— START LISTING —
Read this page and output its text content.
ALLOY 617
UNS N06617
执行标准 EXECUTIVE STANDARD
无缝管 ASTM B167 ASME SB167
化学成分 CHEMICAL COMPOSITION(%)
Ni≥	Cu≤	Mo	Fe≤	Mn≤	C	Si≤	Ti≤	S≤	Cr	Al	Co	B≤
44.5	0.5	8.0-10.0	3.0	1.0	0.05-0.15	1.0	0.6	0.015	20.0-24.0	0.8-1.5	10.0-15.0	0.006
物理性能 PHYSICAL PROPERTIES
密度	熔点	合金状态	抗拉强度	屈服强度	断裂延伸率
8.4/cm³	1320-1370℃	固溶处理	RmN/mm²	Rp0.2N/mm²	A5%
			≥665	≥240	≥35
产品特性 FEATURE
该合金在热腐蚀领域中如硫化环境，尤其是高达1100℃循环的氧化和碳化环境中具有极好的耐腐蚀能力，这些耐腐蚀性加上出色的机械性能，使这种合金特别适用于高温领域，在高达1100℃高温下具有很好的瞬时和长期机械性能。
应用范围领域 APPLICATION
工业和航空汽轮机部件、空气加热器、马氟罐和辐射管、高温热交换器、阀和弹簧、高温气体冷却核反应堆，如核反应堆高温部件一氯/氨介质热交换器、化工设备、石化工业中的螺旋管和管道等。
— END LISTING —
● PROBLEM TO SOLVE
Return every line exactly.

● SOLUTION TO THIS TASK
Read this page and output its text content.
ALLOY 617
UNS N06617
执行标准 EXECUTIVE STANDARD
无缝管 ASTM B167 ASME SB167
化学成分 CHEMICAL COMPOSITION(%)
Ni≥	Cu≤	Mo	Fe≤	Mn≤	C	Si≤	Ti≤	S≤	Cr	Al	Co	B≤
44.5	0.5	8.0-10.0	3.0	1.0	0.05-0.15	1.0	0.6	0.015	20.0-24.0	0.8-1.5	10.0-15.0	0.006
物理性能 PHYSICAL PROPERTIES
密度	熔点	合金状态	抗拉强度	屈服强度	断裂延伸率
8.4/cm³	1320-1370℃	固溶处理	RmN/mm²	Rp0.2N/mm²	A5%
			≥665	≥240	≥35
产品特性 FEATURE
该合金在热腐蚀领域中如硫化环境，尤其是高达1100℃循环的氧化和碳化环境中具有极好的耐腐蚀能力，这些耐腐蚀性加上出色的机械性能，使这种合金特别适用于高温领域，在高达1100℃高温下具有很好的瞬时和长期机械性能。
应用范围领域 APPLICATION
工业和航空汽轮机部件、空气加热器、马氟罐和辐射管、高温热交换器、阀和弹簧、高温气体冷却核反应堆，如核反应堆高温部件一氯/氨介质热交换器、化工设备、石化工业中的螺旋管和管道等。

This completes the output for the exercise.